> _MATERIAL SUPPLIED_
▬▬▬▬▬▬
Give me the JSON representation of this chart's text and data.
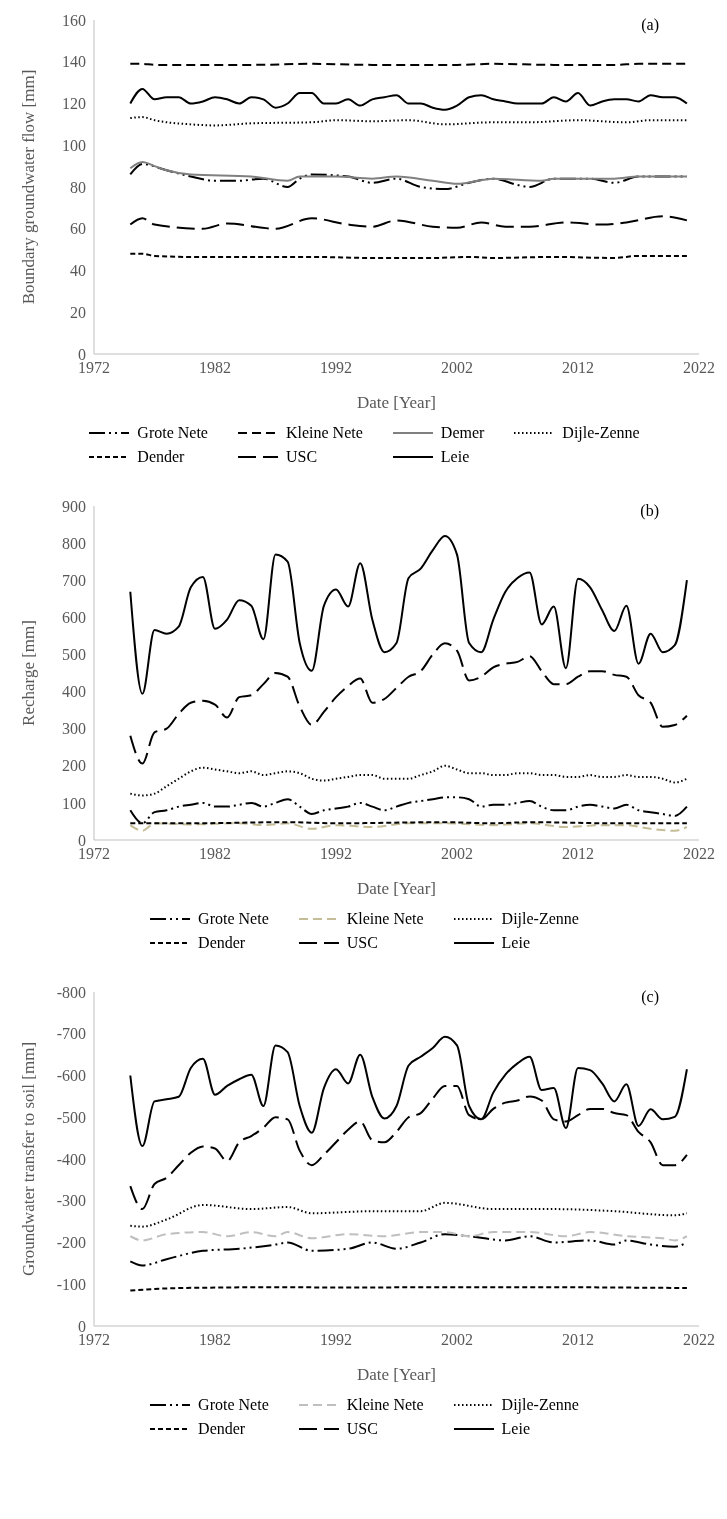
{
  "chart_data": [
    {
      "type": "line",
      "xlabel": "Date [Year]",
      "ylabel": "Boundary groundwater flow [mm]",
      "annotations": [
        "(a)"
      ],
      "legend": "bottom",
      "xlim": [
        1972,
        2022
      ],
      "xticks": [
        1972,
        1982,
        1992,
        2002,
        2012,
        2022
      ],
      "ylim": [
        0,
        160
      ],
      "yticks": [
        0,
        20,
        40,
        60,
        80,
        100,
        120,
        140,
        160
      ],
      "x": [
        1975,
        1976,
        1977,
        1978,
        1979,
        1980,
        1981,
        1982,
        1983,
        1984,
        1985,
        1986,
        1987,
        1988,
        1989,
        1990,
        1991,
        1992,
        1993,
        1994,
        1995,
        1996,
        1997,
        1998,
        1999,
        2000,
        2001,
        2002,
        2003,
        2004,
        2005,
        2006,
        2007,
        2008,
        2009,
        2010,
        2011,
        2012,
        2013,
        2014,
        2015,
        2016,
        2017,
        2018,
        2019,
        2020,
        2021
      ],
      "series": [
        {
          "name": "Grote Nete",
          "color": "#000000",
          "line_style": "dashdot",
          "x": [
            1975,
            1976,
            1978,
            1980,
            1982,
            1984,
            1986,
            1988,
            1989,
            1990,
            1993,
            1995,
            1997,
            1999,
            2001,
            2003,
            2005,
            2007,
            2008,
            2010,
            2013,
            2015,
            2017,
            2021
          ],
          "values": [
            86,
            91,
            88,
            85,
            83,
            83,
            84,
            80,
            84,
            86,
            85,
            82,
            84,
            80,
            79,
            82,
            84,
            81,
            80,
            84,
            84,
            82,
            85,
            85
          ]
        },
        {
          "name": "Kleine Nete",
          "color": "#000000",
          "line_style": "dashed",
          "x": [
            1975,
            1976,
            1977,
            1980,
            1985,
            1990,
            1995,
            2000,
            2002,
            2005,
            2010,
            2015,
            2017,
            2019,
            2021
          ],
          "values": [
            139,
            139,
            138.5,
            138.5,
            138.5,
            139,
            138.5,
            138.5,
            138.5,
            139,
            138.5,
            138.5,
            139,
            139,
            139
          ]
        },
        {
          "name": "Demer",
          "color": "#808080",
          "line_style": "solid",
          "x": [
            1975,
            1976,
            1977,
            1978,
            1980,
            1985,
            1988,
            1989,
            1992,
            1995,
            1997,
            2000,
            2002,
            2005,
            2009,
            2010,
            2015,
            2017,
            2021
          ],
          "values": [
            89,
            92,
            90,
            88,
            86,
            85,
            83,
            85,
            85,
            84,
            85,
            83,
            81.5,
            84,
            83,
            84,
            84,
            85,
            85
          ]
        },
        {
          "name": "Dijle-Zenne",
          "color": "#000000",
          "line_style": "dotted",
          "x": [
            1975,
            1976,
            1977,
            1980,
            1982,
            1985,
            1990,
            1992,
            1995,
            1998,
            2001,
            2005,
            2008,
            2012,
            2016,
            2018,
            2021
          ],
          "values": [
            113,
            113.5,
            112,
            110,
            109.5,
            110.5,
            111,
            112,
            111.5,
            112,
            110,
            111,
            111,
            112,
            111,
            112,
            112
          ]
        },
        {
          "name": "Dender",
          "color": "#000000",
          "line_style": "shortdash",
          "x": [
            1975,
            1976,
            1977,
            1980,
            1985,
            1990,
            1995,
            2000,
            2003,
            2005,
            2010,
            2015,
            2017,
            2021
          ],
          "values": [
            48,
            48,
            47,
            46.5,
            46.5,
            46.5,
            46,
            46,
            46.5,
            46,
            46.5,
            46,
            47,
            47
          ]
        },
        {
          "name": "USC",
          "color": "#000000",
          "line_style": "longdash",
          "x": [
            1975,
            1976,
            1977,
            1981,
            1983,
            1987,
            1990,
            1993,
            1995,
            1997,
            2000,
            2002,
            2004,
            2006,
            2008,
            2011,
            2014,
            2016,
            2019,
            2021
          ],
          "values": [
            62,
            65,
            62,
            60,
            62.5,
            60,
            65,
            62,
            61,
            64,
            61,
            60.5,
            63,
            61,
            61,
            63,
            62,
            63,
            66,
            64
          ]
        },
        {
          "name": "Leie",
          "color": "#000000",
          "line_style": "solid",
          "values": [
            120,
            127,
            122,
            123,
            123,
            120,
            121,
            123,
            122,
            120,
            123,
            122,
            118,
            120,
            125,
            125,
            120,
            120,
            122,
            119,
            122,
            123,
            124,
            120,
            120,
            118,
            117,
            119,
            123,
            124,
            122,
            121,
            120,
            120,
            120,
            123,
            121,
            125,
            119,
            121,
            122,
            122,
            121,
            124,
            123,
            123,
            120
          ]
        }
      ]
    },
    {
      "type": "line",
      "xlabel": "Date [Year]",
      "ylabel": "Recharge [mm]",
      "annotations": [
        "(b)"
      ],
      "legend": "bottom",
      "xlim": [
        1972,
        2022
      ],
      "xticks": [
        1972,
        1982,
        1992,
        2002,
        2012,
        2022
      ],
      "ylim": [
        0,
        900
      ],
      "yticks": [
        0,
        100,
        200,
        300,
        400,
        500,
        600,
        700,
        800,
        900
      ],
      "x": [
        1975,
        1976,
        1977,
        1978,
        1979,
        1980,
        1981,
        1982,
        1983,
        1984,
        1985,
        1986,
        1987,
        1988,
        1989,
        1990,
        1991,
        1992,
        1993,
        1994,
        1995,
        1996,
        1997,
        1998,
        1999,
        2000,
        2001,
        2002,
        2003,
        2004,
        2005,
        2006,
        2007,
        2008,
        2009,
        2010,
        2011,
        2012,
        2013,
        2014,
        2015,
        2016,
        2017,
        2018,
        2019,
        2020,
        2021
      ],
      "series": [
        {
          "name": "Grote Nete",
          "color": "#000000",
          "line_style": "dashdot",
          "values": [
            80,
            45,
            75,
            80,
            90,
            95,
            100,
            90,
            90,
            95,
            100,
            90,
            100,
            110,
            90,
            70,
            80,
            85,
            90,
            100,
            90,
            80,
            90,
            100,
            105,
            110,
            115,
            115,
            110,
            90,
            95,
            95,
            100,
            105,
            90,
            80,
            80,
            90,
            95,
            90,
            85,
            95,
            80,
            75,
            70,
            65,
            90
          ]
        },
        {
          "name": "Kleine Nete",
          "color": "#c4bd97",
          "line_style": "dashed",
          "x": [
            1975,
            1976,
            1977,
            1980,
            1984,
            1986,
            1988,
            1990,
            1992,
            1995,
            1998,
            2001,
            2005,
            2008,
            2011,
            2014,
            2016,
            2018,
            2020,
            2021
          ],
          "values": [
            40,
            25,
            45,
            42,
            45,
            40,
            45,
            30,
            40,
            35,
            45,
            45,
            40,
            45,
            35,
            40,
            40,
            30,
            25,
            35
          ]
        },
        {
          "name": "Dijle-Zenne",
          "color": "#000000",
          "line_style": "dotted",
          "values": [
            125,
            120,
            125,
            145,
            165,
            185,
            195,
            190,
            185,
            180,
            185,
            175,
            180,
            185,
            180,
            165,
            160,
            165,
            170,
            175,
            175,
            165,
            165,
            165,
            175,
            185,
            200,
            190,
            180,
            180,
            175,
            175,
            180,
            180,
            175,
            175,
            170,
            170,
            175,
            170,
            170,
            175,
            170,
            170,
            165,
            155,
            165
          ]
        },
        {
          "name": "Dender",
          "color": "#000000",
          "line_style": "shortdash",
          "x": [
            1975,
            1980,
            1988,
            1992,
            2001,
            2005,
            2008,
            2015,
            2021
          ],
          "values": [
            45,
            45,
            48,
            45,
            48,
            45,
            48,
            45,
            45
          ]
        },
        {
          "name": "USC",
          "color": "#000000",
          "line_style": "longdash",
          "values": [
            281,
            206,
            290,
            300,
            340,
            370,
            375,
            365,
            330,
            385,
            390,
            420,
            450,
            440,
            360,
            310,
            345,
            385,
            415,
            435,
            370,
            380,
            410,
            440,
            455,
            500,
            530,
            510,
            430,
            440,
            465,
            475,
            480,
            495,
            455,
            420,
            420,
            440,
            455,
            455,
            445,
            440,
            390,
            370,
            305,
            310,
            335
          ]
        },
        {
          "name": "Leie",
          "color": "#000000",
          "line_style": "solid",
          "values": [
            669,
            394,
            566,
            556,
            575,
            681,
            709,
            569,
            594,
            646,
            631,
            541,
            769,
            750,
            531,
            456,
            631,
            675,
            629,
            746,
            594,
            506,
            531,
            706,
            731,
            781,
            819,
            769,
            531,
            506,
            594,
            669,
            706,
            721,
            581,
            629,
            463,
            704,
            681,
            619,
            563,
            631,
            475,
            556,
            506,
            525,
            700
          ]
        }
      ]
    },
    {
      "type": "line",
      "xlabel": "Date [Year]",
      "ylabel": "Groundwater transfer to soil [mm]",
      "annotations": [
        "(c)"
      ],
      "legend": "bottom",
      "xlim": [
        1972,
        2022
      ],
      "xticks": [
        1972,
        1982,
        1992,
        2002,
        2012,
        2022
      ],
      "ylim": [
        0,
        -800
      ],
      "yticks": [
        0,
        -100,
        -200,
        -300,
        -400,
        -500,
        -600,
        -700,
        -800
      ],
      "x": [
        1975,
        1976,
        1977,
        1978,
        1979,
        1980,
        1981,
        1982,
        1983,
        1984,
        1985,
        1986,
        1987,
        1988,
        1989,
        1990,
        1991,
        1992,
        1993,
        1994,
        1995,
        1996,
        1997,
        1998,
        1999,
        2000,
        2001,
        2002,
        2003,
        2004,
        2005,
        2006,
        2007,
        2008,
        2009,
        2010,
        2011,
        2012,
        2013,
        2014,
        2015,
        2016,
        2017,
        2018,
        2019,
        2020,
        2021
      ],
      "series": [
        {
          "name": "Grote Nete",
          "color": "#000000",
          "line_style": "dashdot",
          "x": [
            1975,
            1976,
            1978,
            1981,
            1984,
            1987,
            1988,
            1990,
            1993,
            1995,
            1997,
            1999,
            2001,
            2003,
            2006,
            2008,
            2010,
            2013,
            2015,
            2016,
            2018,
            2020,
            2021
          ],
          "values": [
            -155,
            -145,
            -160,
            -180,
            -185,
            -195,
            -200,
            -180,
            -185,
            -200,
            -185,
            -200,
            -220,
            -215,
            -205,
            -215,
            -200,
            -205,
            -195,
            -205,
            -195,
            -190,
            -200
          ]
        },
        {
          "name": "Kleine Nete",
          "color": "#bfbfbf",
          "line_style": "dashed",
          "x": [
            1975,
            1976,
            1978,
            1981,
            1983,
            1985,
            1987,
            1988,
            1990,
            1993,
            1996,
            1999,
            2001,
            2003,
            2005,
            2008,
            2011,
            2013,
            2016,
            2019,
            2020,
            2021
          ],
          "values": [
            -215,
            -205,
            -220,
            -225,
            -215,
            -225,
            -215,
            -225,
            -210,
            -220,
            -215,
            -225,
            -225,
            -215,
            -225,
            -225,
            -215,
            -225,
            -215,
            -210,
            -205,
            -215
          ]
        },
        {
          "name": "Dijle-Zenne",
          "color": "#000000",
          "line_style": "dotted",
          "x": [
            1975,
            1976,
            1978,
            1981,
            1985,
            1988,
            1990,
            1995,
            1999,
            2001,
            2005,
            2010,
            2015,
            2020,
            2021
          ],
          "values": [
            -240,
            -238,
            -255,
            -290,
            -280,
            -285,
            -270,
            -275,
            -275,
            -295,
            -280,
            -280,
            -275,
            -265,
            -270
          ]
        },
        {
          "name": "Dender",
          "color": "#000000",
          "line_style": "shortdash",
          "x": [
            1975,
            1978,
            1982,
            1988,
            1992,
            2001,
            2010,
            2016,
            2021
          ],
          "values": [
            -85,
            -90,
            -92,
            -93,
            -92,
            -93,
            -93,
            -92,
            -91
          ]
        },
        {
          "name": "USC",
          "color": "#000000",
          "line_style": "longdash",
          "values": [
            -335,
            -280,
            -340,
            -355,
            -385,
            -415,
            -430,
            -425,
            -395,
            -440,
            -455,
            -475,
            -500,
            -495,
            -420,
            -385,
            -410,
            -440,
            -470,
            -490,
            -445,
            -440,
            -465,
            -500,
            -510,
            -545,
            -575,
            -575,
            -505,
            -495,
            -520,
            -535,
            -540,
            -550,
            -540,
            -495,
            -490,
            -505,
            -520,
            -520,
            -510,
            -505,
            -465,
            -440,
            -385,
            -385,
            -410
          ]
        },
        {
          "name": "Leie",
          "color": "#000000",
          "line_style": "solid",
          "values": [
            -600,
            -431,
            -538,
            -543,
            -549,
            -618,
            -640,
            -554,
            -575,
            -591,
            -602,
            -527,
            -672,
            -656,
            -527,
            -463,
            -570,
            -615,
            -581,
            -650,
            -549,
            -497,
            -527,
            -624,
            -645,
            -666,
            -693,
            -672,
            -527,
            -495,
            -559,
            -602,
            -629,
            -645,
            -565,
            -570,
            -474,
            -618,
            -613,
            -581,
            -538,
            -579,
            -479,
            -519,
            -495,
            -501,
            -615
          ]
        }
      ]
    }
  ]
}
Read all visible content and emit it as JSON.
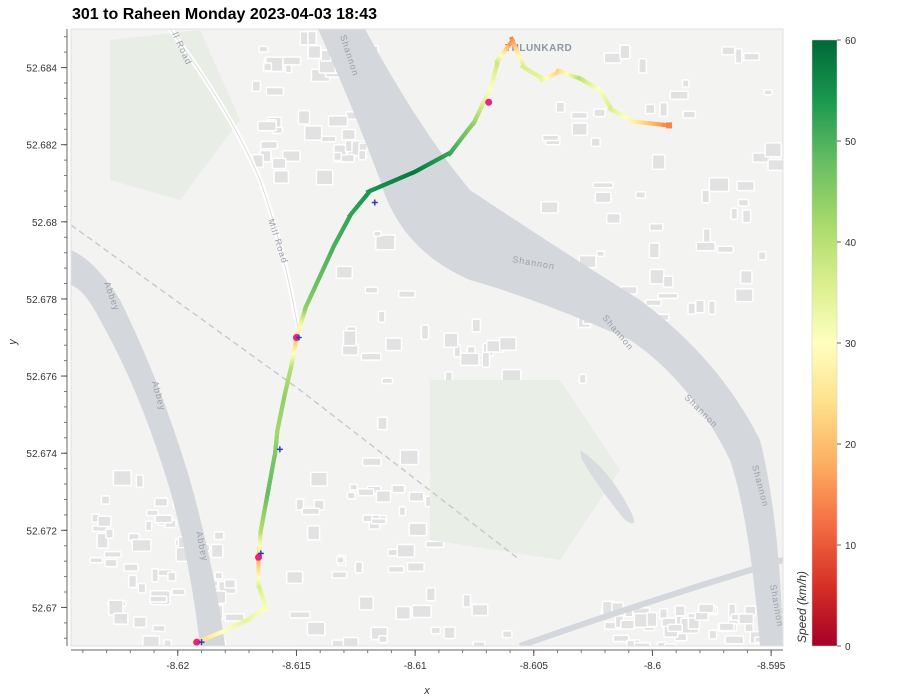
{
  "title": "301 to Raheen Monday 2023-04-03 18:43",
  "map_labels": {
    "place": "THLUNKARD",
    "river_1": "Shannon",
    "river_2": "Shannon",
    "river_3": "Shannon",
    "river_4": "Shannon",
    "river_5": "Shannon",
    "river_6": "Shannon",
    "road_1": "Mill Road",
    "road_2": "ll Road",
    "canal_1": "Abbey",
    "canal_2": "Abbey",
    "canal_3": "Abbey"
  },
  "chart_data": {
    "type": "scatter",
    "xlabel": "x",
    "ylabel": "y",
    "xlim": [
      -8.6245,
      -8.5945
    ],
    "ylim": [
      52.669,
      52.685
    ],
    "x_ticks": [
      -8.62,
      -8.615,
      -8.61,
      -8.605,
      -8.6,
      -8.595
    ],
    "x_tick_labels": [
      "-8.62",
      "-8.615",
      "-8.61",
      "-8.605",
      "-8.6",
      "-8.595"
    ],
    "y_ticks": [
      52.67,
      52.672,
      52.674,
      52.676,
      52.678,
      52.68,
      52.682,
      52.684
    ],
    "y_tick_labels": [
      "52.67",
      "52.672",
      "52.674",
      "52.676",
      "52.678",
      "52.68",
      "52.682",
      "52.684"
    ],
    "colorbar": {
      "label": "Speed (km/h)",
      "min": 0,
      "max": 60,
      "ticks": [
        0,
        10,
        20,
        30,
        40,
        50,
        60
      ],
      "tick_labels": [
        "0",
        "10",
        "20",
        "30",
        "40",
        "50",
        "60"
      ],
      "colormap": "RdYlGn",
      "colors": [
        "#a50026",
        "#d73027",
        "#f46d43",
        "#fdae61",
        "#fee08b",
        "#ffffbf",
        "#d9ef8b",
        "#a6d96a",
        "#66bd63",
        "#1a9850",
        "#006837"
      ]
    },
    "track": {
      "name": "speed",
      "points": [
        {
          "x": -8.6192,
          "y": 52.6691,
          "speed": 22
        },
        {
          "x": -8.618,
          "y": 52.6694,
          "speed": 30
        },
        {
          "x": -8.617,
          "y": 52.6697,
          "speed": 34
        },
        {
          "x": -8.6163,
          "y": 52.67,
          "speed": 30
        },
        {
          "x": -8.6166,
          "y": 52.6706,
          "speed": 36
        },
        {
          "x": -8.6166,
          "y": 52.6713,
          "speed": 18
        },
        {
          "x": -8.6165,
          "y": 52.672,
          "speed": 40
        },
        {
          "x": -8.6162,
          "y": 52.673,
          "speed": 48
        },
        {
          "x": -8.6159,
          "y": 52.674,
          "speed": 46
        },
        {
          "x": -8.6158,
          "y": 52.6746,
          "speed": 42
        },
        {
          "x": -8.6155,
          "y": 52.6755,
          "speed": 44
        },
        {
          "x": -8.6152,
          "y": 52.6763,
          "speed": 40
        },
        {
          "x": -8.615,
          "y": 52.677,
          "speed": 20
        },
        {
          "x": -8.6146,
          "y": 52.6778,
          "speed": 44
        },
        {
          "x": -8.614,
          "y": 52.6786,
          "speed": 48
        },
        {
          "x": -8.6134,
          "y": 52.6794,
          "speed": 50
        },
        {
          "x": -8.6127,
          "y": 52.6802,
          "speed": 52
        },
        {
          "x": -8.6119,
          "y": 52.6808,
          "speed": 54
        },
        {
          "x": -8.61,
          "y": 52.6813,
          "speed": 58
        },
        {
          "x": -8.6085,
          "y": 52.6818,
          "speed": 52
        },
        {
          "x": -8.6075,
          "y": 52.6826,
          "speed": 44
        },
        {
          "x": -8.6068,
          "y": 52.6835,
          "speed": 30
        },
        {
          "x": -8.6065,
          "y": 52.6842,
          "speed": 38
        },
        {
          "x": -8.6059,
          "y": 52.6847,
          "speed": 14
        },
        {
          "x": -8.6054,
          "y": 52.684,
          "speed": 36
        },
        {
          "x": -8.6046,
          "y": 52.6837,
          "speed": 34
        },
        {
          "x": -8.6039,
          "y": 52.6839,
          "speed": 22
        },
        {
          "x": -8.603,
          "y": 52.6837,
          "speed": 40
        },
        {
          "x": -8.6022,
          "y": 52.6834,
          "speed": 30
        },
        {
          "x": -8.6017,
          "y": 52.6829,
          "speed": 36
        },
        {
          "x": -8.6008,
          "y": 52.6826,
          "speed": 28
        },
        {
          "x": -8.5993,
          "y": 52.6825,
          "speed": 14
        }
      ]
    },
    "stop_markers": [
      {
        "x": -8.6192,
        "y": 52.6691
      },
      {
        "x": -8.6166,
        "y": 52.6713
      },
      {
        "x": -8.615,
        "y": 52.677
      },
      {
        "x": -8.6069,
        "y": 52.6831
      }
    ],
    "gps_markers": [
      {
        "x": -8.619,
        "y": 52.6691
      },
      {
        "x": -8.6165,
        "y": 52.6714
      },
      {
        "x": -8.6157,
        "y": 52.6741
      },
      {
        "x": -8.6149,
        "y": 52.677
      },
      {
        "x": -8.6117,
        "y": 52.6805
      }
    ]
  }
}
▬▬▬▬▬▬
Copy every line from the entries that contains the word "JSON".

Give me the JSON representation of this chart's text and data.
Read all visible content and emit it as JSON.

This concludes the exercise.